_LISTED ENTRIES_
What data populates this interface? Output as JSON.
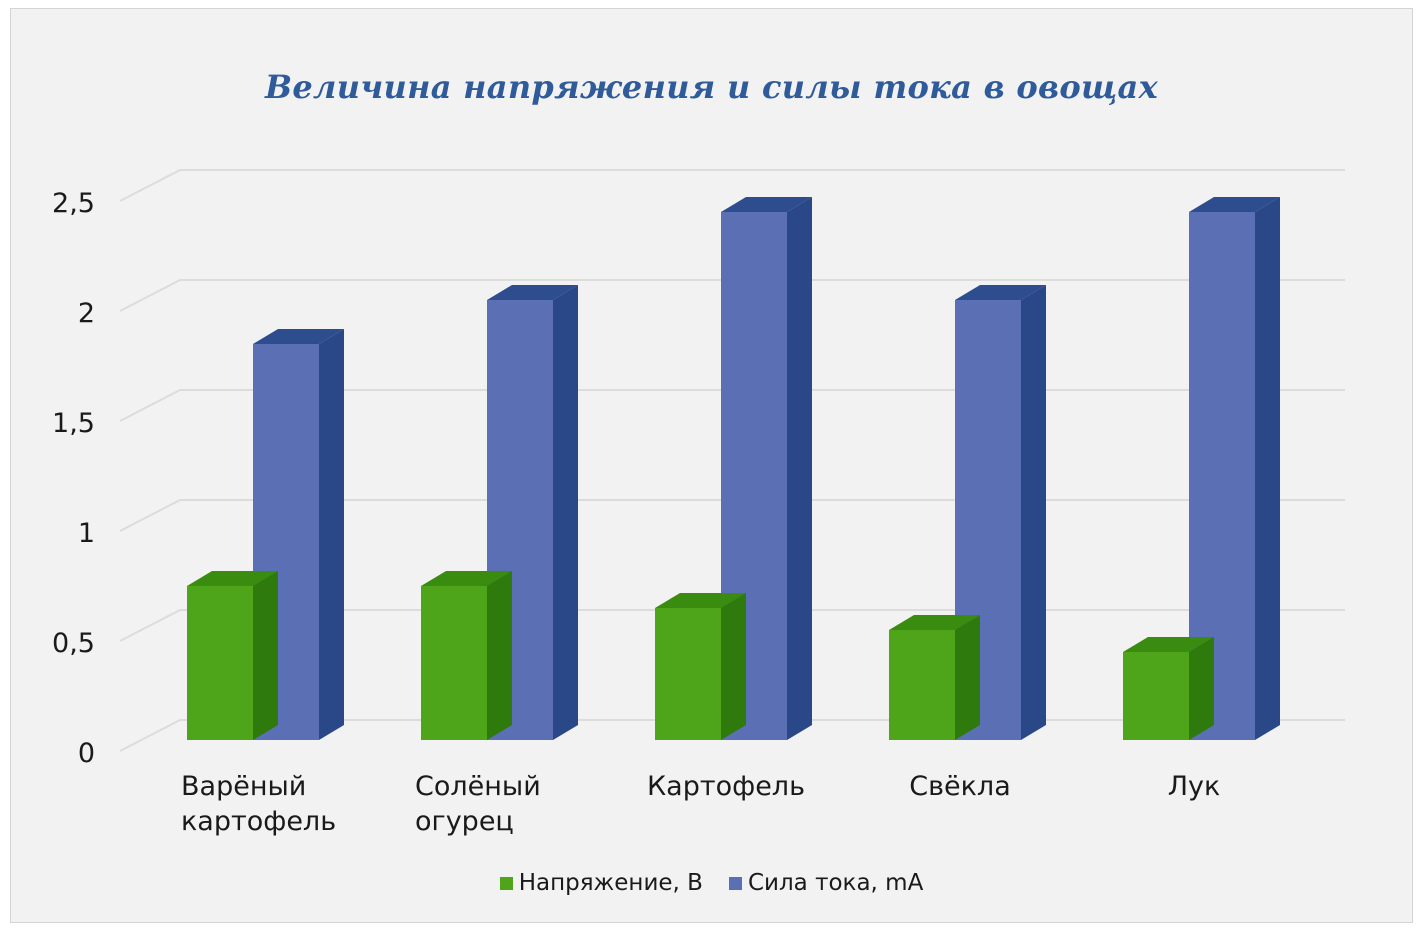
{
  "chart_data": {
    "type": "bar",
    "title": "Величина напряжения и силы тока в овощах",
    "categories": [
      [
        "Варёный",
        "картофель"
      ],
      [
        "Солёный",
        "огурец"
      ],
      [
        "Картофель"
      ],
      [
        "Свёкла"
      ],
      [
        "Лук"
      ]
    ],
    "series": [
      {
        "name": "Напряжение, В",
        "values": [
          0.7,
          0.7,
          0.6,
          0.5,
          0.4
        ],
        "color": "#4ea51a",
        "top_color": "#3a8c10",
        "side_color": "#2f7a0c"
      },
      {
        "name": "Сила тока, mA",
        "values": [
          1.8,
          2.0,
          2.4,
          2.0,
          2.4
        ],
        "color": "#5b6fb5",
        "top_color": "#2e4d8f",
        "side_color": "#2a4788"
      }
    ],
    "y_ticks": [
      "0",
      "0,5",
      "1",
      "1,5",
      "2",
      "2,5"
    ],
    "ylim": [
      0,
      2.5
    ],
    "grid": true,
    "legend_position": "bottom",
    "style": "3d-clustered-column"
  }
}
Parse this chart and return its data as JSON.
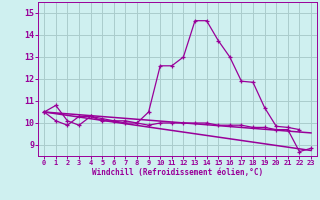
{
  "xlabel": "Windchill (Refroidissement éolien,°C)",
  "background_color": "#cff0f0",
  "line_color": "#990099",
  "grid_color": "#aacccc",
  "xlim": [
    -0.5,
    23.5
  ],
  "ylim": [
    8.5,
    15.5
  ],
  "xticks": [
    0,
    1,
    2,
    3,
    4,
    5,
    6,
    7,
    8,
    9,
    10,
    11,
    12,
    13,
    14,
    15,
    16,
    17,
    18,
    19,
    20,
    21,
    22,
    23
  ],
  "yticks": [
    9,
    10,
    11,
    12,
    13,
    14,
    15
  ],
  "series1_x": [
    0,
    1,
    2,
    3,
    4,
    5,
    6,
    7,
    8,
    9,
    10,
    11,
    12,
    13,
    14,
    15,
    16,
    17,
    18,
    19,
    20,
    21,
    22
  ],
  "series1_y": [
    10.5,
    10.8,
    10.1,
    9.9,
    10.3,
    10.2,
    10.1,
    10.1,
    10.0,
    10.5,
    12.6,
    12.6,
    13.0,
    14.65,
    14.65,
    13.75,
    13.0,
    11.9,
    11.85,
    10.7,
    9.85,
    9.8,
    9.7
  ],
  "series2_x": [
    0,
    1,
    2,
    3,
    4,
    5,
    6,
    7,
    8,
    9,
    10,
    11,
    12,
    13,
    14,
    15,
    16,
    17,
    18,
    19,
    20,
    21,
    22,
    23
  ],
  "series2_y": [
    10.5,
    10.1,
    9.9,
    10.3,
    10.3,
    10.1,
    10.1,
    10.0,
    10.0,
    9.9,
    10.0,
    10.0,
    10.0,
    10.0,
    10.0,
    9.9,
    9.9,
    9.9,
    9.8,
    9.8,
    9.7,
    9.7,
    8.7,
    8.85
  ],
  "series3_x": [
    0,
    23
  ],
  "series3_y": [
    10.5,
    9.55
  ],
  "series4_x": [
    0,
    23
  ],
  "series4_y": [
    10.5,
    8.75
  ]
}
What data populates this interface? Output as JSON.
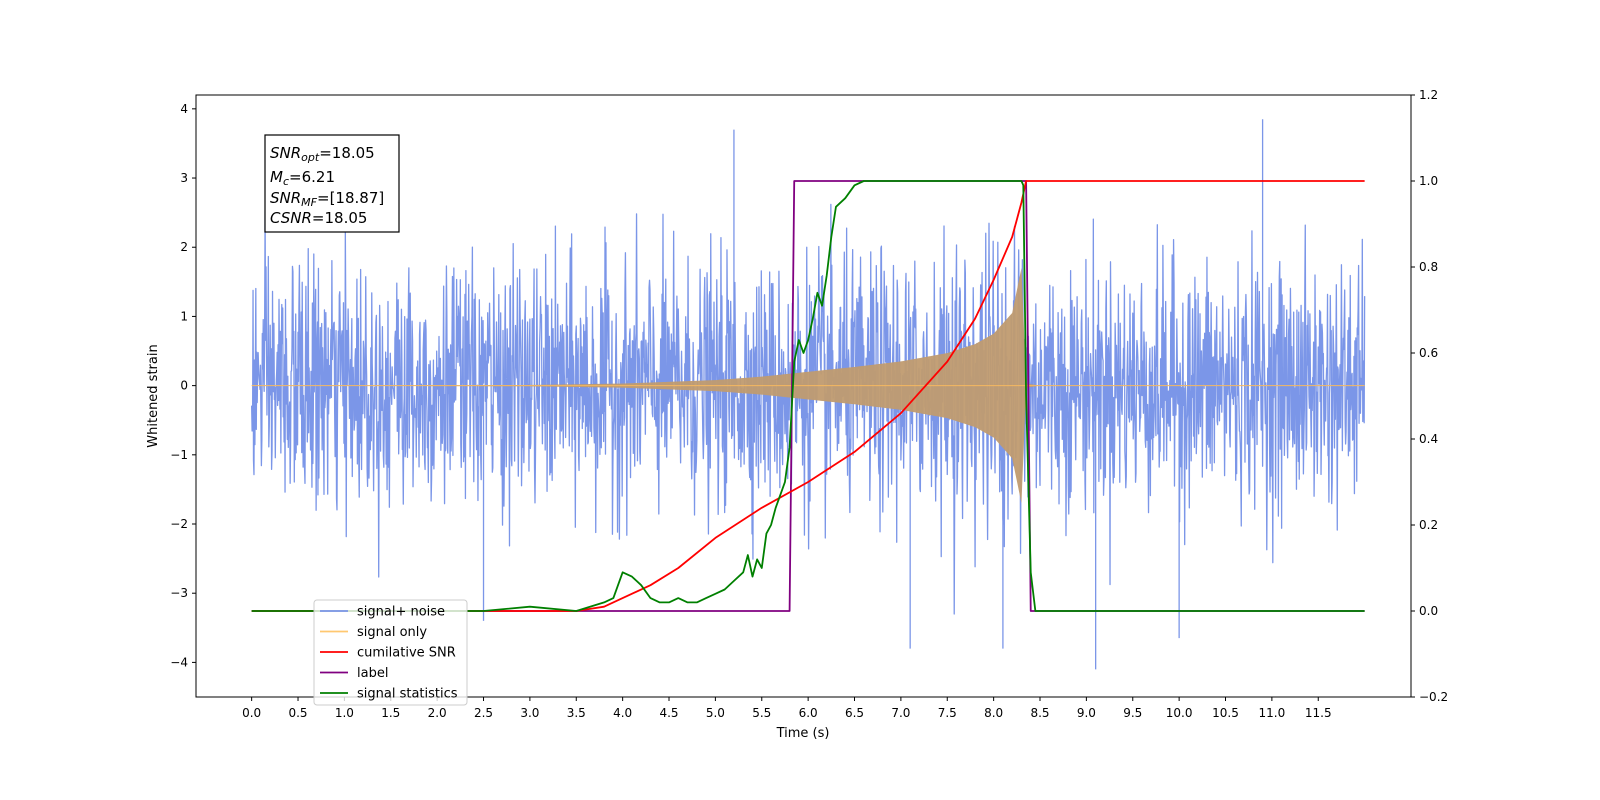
{
  "chart_data": {
    "type": "line",
    "xlabel": "Time (s)",
    "ylabel_left": "Whitened strain",
    "ylabel_right": "",
    "xlim": [
      -0.6,
      12.5
    ],
    "ylim_left": [
      -4.5,
      4.2
    ],
    "ylim_right": [
      -0.2,
      1.2
    ],
    "x_ticks": [
      "0.0",
      "0.5",
      "1.0",
      "1.5",
      "2.0",
      "2.5",
      "3.0",
      "3.5",
      "4.0",
      "4.5",
      "5.0",
      "5.5",
      "6.0",
      "6.5",
      "7.0",
      "7.5",
      "8.0",
      "8.5",
      "9.0",
      "9.5",
      "10.0",
      "10.5",
      "11.0",
      "11.5"
    ],
    "y_ticks_left": [
      "4",
      "3",
      "2",
      "1",
      "0",
      "−1",
      "−2",
      "−3",
      "−4"
    ],
    "y_ticks_right": [
      "1.2",
      "1.0",
      "0.8",
      "0.6",
      "0.4",
      "0.2",
      "0.0",
      "−0.2"
    ],
    "grid": false,
    "legend_position": "lower-left",
    "stats_box": [
      "SNRopt=18.05",
      "Mc=6.21",
      "SNRMF=[18.87]",
      "CSNR=18.05"
    ],
    "series": [
      {
        "name": "signal+ noise",
        "axis": "left",
        "color": "#7b96e8",
        "description_range": [
          0.0,
          12.0
        ],
        "typical_amplitude": 1.2,
        "peak_values": [
          [
            5.2,
            3.7
          ],
          [
            10.9,
            3.85
          ],
          [
            9.1,
            -4.1
          ],
          [
            7.1,
            -3.8
          ],
          [
            8.1,
            -3.8
          ],
          [
            10.0,
            -3.65
          ],
          [
            2.5,
            -3.4
          ]
        ]
      },
      {
        "name": "signal only",
        "axis": "left",
        "color": "#c49a6c",
        "envelope": [
          [
            0.0,
            0.0
          ],
          [
            3.0,
            0.01
          ],
          [
            4.0,
            0.03
          ],
          [
            5.0,
            0.08
          ],
          [
            5.5,
            0.13
          ],
          [
            6.0,
            0.2
          ],
          [
            6.5,
            0.27
          ],
          [
            7.0,
            0.35
          ],
          [
            7.5,
            0.47
          ],
          [
            7.8,
            0.6
          ],
          [
            8.0,
            0.75
          ],
          [
            8.2,
            1.05
          ],
          [
            8.3,
            1.7
          ],
          [
            8.35,
            0.03
          ],
          [
            8.5,
            0.0
          ],
          [
            12.0,
            0.0
          ]
        ]
      },
      {
        "name": "cumilative SNR",
        "axis": "right",
        "color": "#ff0000",
        "x": [
          0.0,
          3.0,
          3.5,
          3.8,
          4.0,
          4.3,
          4.6,
          5.0,
          5.5,
          6.0,
          6.5,
          7.0,
          7.5,
          7.8,
          8.0,
          8.2,
          8.3,
          8.35,
          8.4,
          12.0
        ],
        "values": [
          0.0,
          0.0,
          0.0,
          0.01,
          0.03,
          0.06,
          0.1,
          0.17,
          0.24,
          0.3,
          0.37,
          0.46,
          0.58,
          0.68,
          0.77,
          0.87,
          0.95,
          1.0,
          1.0,
          1.0
        ]
      },
      {
        "name": "label",
        "axis": "right",
        "color": "#800080",
        "x": [
          0.0,
          5.8,
          5.85,
          8.35,
          8.4,
          12.0
        ],
        "values": [
          0.0,
          0.0,
          1.0,
          1.0,
          0.0,
          0.0
        ]
      },
      {
        "name": "signal statistics",
        "axis": "right",
        "color": "#008000",
        "x": [
          0.0,
          2.5,
          3.0,
          3.5,
          3.8,
          3.9,
          4.0,
          4.1,
          4.2,
          4.3,
          4.4,
          4.5,
          4.6,
          4.7,
          4.8,
          4.9,
          5.0,
          5.1,
          5.2,
          5.3,
          5.35,
          5.4,
          5.45,
          5.5,
          5.55,
          5.6,
          5.65,
          5.7,
          5.75,
          5.8,
          5.85,
          5.9,
          5.95,
          6.0,
          6.05,
          6.1,
          6.15,
          6.2,
          6.25,
          6.3,
          6.4,
          6.5,
          6.6,
          6.7,
          6.8,
          7.0,
          8.0,
          8.3,
          8.32,
          8.35,
          8.4,
          8.45,
          12.0
        ],
        "values": [
          0.0,
          0.0,
          0.01,
          0.0,
          0.02,
          0.03,
          0.09,
          0.08,
          0.06,
          0.03,
          0.02,
          0.02,
          0.03,
          0.02,
          0.02,
          0.03,
          0.04,
          0.05,
          0.07,
          0.09,
          0.13,
          0.08,
          0.12,
          0.1,
          0.18,
          0.2,
          0.24,
          0.27,
          0.3,
          0.38,
          0.58,
          0.63,
          0.6,
          0.63,
          0.68,
          0.74,
          0.71,
          0.78,
          0.87,
          0.94,
          0.96,
          0.99,
          1.0,
          1.0,
          1.0,
          1.0,
          1.0,
          1.0,
          0.99,
          0.5,
          0.09,
          0.0,
          0.0
        ]
      }
    ]
  }
}
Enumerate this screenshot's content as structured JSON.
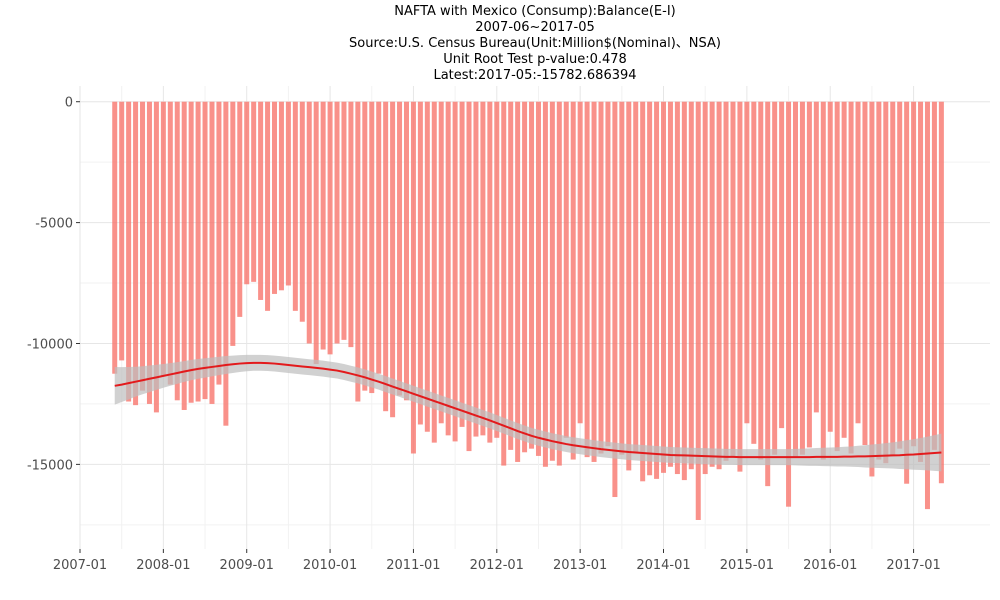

_WHAT YOU HAVE TO DO_
Copy each line above containing the string "тока".

_RESPONSE TO THIS EXERCISE_
    "title": "Величина напряжения и силы тока в овощах",
        "name": "Сила тока, mA",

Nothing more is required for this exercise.